Task directions -> Write out every record below exactly as it appears.

[Dataset entries]
==================================================

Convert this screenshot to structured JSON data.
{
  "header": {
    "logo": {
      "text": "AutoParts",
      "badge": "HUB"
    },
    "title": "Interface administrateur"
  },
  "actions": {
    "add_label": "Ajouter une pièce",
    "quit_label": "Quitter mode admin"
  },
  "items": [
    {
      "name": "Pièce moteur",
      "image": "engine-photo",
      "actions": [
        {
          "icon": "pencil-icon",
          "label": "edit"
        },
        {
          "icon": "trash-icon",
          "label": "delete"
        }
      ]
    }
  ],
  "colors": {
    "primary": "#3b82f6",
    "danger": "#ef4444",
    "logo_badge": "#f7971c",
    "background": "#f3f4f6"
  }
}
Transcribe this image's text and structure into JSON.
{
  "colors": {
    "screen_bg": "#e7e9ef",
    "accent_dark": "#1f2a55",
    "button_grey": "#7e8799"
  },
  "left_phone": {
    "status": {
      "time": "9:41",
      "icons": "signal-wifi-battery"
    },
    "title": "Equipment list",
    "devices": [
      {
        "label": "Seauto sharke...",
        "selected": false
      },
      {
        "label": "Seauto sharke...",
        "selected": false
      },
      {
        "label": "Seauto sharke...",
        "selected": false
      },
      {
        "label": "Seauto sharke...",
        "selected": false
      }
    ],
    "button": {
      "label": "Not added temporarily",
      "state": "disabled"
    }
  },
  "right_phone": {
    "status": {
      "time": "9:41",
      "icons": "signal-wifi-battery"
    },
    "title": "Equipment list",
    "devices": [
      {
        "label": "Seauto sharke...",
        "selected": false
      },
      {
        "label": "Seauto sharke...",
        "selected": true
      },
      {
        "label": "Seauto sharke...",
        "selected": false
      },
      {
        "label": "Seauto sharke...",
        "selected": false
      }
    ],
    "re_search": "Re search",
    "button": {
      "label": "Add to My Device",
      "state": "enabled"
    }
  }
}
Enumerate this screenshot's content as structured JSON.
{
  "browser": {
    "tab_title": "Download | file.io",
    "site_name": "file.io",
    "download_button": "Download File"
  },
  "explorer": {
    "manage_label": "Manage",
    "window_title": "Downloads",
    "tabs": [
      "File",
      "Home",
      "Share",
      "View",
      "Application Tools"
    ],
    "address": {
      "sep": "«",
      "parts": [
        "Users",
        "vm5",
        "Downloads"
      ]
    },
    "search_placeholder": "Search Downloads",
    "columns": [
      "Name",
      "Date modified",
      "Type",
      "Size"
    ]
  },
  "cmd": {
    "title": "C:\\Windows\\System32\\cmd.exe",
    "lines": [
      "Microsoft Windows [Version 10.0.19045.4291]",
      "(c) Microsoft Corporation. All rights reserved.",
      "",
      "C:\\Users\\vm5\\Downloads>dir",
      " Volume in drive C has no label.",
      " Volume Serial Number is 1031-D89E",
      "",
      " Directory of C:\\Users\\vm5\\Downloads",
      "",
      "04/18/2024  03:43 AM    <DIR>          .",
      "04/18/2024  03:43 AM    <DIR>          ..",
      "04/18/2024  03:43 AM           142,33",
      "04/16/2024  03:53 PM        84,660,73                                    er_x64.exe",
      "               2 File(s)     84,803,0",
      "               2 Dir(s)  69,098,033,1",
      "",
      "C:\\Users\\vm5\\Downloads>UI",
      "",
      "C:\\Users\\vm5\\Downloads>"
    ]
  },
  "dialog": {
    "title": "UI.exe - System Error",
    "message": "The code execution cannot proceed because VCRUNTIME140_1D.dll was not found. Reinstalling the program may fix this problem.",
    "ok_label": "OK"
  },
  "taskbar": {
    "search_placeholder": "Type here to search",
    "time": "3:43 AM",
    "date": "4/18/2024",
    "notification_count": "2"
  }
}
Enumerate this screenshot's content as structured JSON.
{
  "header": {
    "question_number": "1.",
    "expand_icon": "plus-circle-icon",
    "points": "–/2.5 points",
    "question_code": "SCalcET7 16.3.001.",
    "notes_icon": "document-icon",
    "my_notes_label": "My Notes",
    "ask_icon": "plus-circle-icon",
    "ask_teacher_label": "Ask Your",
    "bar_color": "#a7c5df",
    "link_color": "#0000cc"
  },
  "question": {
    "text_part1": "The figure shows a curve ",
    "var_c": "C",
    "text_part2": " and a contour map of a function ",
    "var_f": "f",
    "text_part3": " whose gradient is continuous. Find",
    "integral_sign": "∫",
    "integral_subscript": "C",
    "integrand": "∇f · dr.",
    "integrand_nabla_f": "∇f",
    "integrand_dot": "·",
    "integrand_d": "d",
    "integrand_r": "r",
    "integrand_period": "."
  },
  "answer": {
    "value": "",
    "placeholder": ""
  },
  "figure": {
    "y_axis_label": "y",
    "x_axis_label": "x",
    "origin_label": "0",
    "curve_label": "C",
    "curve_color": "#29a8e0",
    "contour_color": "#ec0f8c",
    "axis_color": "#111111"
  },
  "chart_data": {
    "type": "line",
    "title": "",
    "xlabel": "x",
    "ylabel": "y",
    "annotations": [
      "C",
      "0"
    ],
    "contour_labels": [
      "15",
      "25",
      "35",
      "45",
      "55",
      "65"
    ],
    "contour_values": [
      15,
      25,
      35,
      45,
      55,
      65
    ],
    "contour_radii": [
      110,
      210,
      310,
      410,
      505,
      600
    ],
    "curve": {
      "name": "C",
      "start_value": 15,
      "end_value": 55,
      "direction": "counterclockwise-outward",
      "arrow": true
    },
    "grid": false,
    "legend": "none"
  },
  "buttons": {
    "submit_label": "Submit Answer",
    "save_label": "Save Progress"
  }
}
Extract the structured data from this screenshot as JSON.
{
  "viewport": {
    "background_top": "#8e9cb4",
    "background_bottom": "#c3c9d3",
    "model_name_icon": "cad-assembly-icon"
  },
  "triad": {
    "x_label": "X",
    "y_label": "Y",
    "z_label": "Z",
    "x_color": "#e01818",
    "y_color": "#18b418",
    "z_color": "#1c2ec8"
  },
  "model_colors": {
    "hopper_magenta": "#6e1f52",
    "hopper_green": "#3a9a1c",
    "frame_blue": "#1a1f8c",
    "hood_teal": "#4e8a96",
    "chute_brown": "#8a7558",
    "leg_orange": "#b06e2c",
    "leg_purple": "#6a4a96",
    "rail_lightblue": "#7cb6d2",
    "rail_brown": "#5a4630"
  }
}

==================================================

Finished exercise ->
Convert this screenshot to structured JSON data.
{
  "header": {
    "logo": {
      "text": "AutoParts",
      "badge": "HUB"
    },
    "title": "Interface administrateur"
  },
  "actions": {
    "add_label": "Ajouter une pièce",
    "quit_label": "Quitter mode admin"
  },
  "items": [
    {
      "name": "Pièce moteur",
      "image": "engine-photo",
      "actions": [
        {
          "icon": "pencil-icon",
          "label": "edit"
        },
        {
          "icon": "trash-icon",
          "label": "delete"
        }
      ]
    }
  ],
  "colors": {
    "primary": "#3b82f6",
    "danger": "#ef4444",
    "logo_badge": "#f7971c",
    "background": "#f3f4f6"
  }
}
Transcribe this image's text and structure into JSON.
{
  "colors": {
    "screen_bg": "#e7e9ef",
    "accent_dark": "#1f2a55",
    "button_grey": "#7e8799"
  },
  "left_phone": {
    "status": {
      "time": "9:41",
      "icons": "signal-wifi-battery"
    },
    "title": "Equipment list",
    "devices": [
      {
        "label": "Seauto sharke...",
        "selected": false
      },
      {
        "label": "Seauto sharke...",
        "selected": false
      },
      {
        "label": "Seauto sharke...",
        "selected": false
      },
      {
        "label": "Seauto sharke...",
        "selected": false
      }
    ],
    "button": {
      "label": "Not added temporarily",
      "state": "disabled"
    }
  },
  "right_phone": {
    "status": {
      "time": "9:41",
      "icons": "signal-wifi-battery"
    },
    "title": "Equipment list",
    "devices": [
      {
        "label": "Seauto sharke...",
        "selected": false
      },
      {
        "label": "Seauto sharke...",
        "selected": true
      },
      {
        "label": "Seauto sharke...",
        "selected": false
      },
      {
        "label": "Seauto sharke...",
        "selected": false
      }
    ],
    "re_search": "Re search",
    "button": {
      "label": "Add to My Device",
      "state": "enabled"
    }
  }
}
Enumerate this screenshot's content as structured JSON.
{
  "browser": {
    "tab_title": "Download | file.io",
    "site_name": "file.io",
    "download_button": "Download File"
  },
  "explorer": {
    "manage_label": "Manage",
    "window_title": "Downloads",
    "tabs": [
      "File",
      "Home",
      "Share",
      "View",
      "Application Tools"
    ],
    "address": {
      "sep": "«",
      "parts": [
        "Users",
        "vm5",
        "Downloads"
      ]
    },
    "search_placeholder": "Search Downloads",
    "columns": [
      "Name",
      "Date modified",
      "Type",
      "Size"
    ]
  },
  "cmd": {
    "title": "C:\\Windows\\System32\\cmd.exe",
    "lines": [
      "Microsoft Windows [Version 10.0.19045.4291]",
      "(c) Microsoft Corporation. All rights reserved.",
      "",
      "C:\\Users\\vm5\\Downloads>dir",
      " Volume in drive C has no label.",
      " Volume Serial Number is 1031-D89E",
      "",
      " Directory of C:\\Users\\vm5\\Downloads",
      "",
      "04/18/2024  03:43 AM    <DIR>          .",
      "04/18/2024  03:43 AM    <DIR>          ..",
      "04/18/2024  03:43 AM           142,33",
      "04/16/2024  03:53 PM        84,660,73                                    er_x64.exe",
      "               2 File(s)     84,803,0",
      "               2 Dir(s)  69,098,033,1",
      "",
      "C:\\Users\\vm5\\Downloads>UI",
      "",
      "C:\\Users\\vm5\\Downloads>"
    ]
  },
  "dialog": {
    "title": "UI.exe - System Error",
    "message": "The code execution cannot proceed because VCRUNTIME140_1D.dll was not found. Reinstalling the program may fix this problem.",
    "ok_label": "OK"
  },
  "taskbar": {
    "search_placeholder": "Type here to search",
    "time": "3:43 AM",
    "date": "4/18/2024",
    "notification_count": "2"
  }
}
Enumerate this screenshot's content as structured JSON.
{
  "header": {
    "question_number": "1.",
    "expand_icon": "plus-circle-icon",
    "points": "–/2.5 points",
    "question_code": "SCalcET7 16.3.001.",
    "notes_icon": "document-icon",
    "my_notes_label": "My Notes",
    "ask_icon": "plus-circle-icon",
    "ask_teacher_label": "Ask Your",
    "bar_color": "#a7c5df",
    "link_color": "#0000cc"
  },
  "question": {
    "text_part1": "The figure shows a curve ",
    "var_c": "C",
    "text_part2": " and a contour map of a function ",
    "var_f": "f",
    "text_part3": " whose gradient is continuous. Find",
    "integral_sign": "∫",
    "integral_subscript": "C",
    "integrand": "∇f · dr.",
    "integrand_nabla_f": "∇f",
    "integrand_dot": "·",
    "integrand_d": "d",
    "integrand_r": "r",
    "integrand_period": "."
  },
  "answer": {
    "value": "",
    "placeholder": ""
  },
  "figure": {
    "y_axis_label": "y",
    "x_axis_label": "x",
    "origin_label": "0",
    "curve_label": "C",
    "curve_color": "#29a8e0",
    "contour_color": "#ec0f8c",
    "axis_color": "#111111"
  },
  "chart_data": {
    "type": "line",
    "title": "",
    "xlabel": "x",
    "ylabel": "y",
    "annotations": [
      "C",
      "0"
    ],
    "contour_labels": [
      "15",
      "25",
      "35",
      "45",
      "55",
      "65"
    ],
    "contour_values": [
      15,
      25,
      35,
      45,
      55,
      65
    ],
    "contour_radii": [
      110,
      210,
      310,
      410,
      505,
      600
    ],
    "curve": {
      "name": "C",
      "start_value": 15,
      "end_value": 55,
      "direction": "counterclockwise-outward",
      "arrow": true
    },
    "grid": false,
    "legend": "none"
  },
  "buttons": {
    "submit_label": "Submit Answer",
    "save_label": "Save Progress"
  }
}
Extract the structured data from this screenshot as JSON.
{
  "viewport": {
    "background_top": "#8e9cb4",
    "background_bottom": "#c3c9d3",
    "model_name_icon": "cad-assembly-icon"
  },
  "triad": {
    "x_label": "X",
    "y_label": "Y",
    "z_label": "Z",
    "x_color": "#e01818",
    "y_color": "#18b418",
    "z_color": "#1c2ec8"
  },
  "model_colors": {
    "hopper_magenta": "#6e1f52",
    "hopper_green": "#3a9a1c",
    "frame_blue": "#1a1f8c",
    "hood_teal": "#4e8a96",
    "chute_brown": "#8a7558",
    "leg_orange": "#b06e2c",
    "leg_purple": "#6a4a96",
    "rail_lightblue": "#7cb6d2",
    "rail_brown": "#5a4630"
  }
}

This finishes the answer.